» Task directions
Restate every line of the material, word for word.
——————
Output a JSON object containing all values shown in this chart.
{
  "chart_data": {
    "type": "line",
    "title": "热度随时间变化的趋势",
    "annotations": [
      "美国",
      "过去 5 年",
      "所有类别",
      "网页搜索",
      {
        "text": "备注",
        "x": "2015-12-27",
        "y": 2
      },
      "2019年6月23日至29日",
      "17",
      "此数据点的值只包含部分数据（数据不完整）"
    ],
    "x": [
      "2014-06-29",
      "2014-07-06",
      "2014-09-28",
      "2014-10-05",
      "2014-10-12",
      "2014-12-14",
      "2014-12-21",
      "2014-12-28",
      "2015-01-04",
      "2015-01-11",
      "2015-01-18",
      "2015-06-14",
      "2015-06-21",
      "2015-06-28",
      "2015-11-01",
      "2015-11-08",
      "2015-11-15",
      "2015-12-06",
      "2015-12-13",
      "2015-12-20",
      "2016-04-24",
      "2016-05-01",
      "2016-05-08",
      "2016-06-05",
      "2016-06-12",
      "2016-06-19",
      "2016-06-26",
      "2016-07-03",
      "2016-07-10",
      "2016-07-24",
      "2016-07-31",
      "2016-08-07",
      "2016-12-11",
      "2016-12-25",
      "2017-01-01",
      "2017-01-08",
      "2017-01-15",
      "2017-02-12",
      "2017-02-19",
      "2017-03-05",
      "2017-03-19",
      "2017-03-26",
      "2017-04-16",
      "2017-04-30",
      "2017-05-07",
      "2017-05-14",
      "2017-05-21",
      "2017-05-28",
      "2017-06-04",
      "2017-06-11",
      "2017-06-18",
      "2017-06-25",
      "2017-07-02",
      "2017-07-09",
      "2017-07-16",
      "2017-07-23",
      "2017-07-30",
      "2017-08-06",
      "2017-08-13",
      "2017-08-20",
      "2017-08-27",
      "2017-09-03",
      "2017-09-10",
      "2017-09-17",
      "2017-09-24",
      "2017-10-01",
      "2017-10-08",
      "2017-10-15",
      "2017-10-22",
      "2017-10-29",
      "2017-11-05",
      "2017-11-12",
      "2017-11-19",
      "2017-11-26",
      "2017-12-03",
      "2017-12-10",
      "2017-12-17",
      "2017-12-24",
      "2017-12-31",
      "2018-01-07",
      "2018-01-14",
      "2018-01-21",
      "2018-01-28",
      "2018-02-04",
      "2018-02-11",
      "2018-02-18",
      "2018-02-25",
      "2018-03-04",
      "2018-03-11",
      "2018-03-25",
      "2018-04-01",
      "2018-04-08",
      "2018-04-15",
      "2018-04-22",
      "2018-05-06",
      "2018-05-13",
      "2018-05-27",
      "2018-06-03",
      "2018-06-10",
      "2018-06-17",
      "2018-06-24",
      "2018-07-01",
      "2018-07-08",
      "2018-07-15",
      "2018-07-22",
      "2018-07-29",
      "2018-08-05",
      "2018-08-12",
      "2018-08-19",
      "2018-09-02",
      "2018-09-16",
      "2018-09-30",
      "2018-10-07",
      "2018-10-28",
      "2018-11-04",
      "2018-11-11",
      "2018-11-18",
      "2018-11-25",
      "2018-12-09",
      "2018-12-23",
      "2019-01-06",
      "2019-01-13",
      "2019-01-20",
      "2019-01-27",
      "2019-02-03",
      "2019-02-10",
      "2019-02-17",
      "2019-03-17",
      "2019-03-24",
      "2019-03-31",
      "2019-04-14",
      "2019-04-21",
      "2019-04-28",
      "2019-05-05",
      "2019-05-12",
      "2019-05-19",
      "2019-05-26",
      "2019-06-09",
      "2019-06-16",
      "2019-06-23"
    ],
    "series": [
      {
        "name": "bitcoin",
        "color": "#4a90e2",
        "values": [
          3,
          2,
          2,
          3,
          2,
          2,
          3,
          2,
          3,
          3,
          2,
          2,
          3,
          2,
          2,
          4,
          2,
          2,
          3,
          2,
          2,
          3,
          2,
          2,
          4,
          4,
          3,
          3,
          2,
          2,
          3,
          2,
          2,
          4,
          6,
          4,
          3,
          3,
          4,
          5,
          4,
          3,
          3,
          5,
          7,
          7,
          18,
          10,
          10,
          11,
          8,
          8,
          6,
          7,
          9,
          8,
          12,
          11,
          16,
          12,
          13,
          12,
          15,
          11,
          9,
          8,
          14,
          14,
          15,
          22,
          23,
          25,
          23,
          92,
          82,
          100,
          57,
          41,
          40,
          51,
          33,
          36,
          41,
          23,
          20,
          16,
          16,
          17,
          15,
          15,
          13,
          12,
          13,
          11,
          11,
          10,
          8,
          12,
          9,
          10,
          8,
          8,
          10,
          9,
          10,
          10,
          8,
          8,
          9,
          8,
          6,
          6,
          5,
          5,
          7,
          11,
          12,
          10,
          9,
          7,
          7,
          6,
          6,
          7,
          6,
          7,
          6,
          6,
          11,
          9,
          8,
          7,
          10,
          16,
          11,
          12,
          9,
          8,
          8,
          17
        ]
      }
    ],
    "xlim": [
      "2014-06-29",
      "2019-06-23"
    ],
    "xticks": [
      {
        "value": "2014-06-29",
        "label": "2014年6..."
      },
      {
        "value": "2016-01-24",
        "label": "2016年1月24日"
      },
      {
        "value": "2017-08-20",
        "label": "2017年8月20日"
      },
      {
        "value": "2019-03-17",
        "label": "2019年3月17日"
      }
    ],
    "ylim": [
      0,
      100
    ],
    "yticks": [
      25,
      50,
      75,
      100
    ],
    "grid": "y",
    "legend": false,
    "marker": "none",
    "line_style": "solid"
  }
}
——————
» Worked solution
Output a JSON object containing all values shown in this chart.
{
  "chart_data": {
    "type": "line",
    "title": "热度随时间变化的趋势",
    "annotations": [
      "美国",
      "过去 5 年",
      "所有类别",
      "网页搜索",
      {
        "text": "备注",
        "x": "2015-12-27",
        "y": 2
      },
      "2019年6月23日至29日",
      "17",
      "此数据点的值只包含部分数据（数据不完整）"
    ],
    "x": [
      "2014-06-29",
      "2014-07-06",
      "2014-09-28",
      "2014-10-05",
      "2014-10-12",
      "2014-12-14",
      "2014-12-21",
      "2014-12-28",
      "2015-01-04",
      "2015-01-11",
      "2015-01-18",
      "2015-06-14",
      "2015-06-21",
      "2015-06-28",
      "2015-11-01",
      "2015-11-08",
      "2015-11-15",
      "2015-12-06",
      "2015-12-13",
      "2015-12-20",
      "2016-04-24",
      "2016-05-01",
      "2016-05-08",
      "2016-06-05",
      "2016-06-12",
      "2016-06-19",
      "2016-06-26",
      "2016-07-03",
      "2016-07-10",
      "2016-07-24",
      "2016-07-31",
      "2016-08-07",
      "2016-12-11",
      "2016-12-25",
      "2017-01-01",
      "2017-01-08",
      "2017-01-15",
      "2017-02-12",
      "2017-02-19",
      "2017-03-05",
      "2017-03-19",
      "2017-03-26",
      "2017-04-16",
      "2017-04-30",
      "2017-05-07",
      "2017-05-14",
      "2017-05-21",
      "2017-05-28",
      "2017-06-04",
      "2017-06-11",
      "2017-06-18",
      "2017-06-25",
      "2017-07-02",
      "2017-07-09",
      "2017-07-16",
      "2017-07-23",
      "2017-07-30",
      "2017-08-06",
      "2017-08-13",
      "2017-08-20",
      "2017-08-27",
      "2017-09-03",
      "2017-09-10",
      "2017-09-17",
      "2017-09-24",
      "2017-10-01",
      "2017-10-08",
      "2017-10-15",
      "2017-10-22",
      "2017-10-29",
      "2017-11-05",
      "2017-11-12",
      "2017-11-19",
      "2017-11-26",
      "2017-12-03",
      "2017-12-10",
      "2017-12-17",
      "2017-12-24",
      "2017-12-31",
      "2018-01-07",
      "2018-01-14",
      "2018-01-21",
      "2018-01-28",
      "2018-02-04",
      "2018-02-11",
      "2018-02-18",
      "2018-02-25",
      "2018-03-04",
      "2018-03-11",
      "2018-03-25",
      "2018-04-01",
      "2018-04-08",
      "2018-04-15",
      "2018-04-22",
      "2018-05-06",
      "2018-05-13",
      "2018-05-27",
      "2018-06-03",
      "2018-06-10",
      "2018-06-17",
      "2018-06-24",
      "2018-07-01",
      "2018-07-08",
      "2018-07-15",
      "2018-07-22",
      "2018-07-29",
      "2018-08-05",
      "2018-08-12",
      "2018-08-19",
      "2018-09-02",
      "2018-09-16",
      "2018-09-30",
      "2018-10-07",
      "2018-10-28",
      "2018-11-04",
      "2018-11-11",
      "2018-11-18",
      "2018-11-25",
      "2018-12-09",
      "2018-12-23",
      "2019-01-06",
      "2019-01-13",
      "2019-01-20",
      "2019-01-27",
      "2019-02-03",
      "2019-02-10",
      "2019-02-17",
      "2019-03-17",
      "2019-03-24",
      "2019-03-31",
      "2019-04-14",
      "2019-04-21",
      "2019-04-28",
      "2019-05-05",
      "2019-05-12",
      "2019-05-19",
      "2019-05-26",
      "2019-06-09",
      "2019-06-16",
      "2019-06-23"
    ],
    "series": [
      {
        "name": "bitcoin",
        "color": "#4a90e2",
        "values": [
          3,
          2,
          2,
          3,
          2,
          2,
          3,
          2,
          3,
          3,
          2,
          2,
          3,
          2,
          2,
          4,
          2,
          2,
          3,
          2,
          2,
          3,
          2,
          2,
          4,
          4,
          3,
          3,
          2,
          2,
          3,
          2,
          2,
          4,
          6,
          4,
          3,
          3,
          4,
          5,
          4,
          3,
          3,
          5,
          7,
          7,
          18,
          10,
          10,
          11,
          8,
          8,
          6,
          7,
          9,
          8,
          12,
          11,
          16,
          12,
          13,
          12,
          15,
          11,
          9,
          8,
          14,
          14,
          15,
          22,
          23,
          25,
          23,
          92,
          82,
          100,
          57,
          41,
          40,
          51,
          33,
          36,
          41,
          23,
          20,
          16,
          16,
          17,
          15,
          15,
          13,
          12,
          13,
          11,
          11,
          10,
          8,
          12,
          9,
          10,
          8,
          8,
          10,
          9,
          10,
          10,
          8,
          8,
          9,
          8,
          6,
          6,
          5,
          5,
          7,
          11,
          12,
          10,
          9,
          7,
          7,
          6,
          6,
          7,
          6,
          7,
          6,
          6,
          11,
          9,
          8,
          7,
          10,
          16,
          11,
          12,
          9,
          8,
          8,
          17
        ]
      }
    ],
    "xlim": [
      "2014-06-29",
      "2019-06-23"
    ],
    "xticks": [
      {
        "value": "2014-06-29",
        "label": "2014年6..."
      },
      {
        "value": "2016-01-24",
        "label": "2016年1月24日"
      },
      {
        "value": "2017-08-20",
        "label": "2017年8月20日"
      },
      {
        "value": "2019-03-17",
        "label": "2019年3月17日"
      }
    ],
    "ylim": [
      0,
      100
    ],
    "yticks": [
      25,
      50,
      75,
      100
    ],
    "grid": "y",
    "legend": false,
    "marker": "none",
    "line_style": "solid"
  }
}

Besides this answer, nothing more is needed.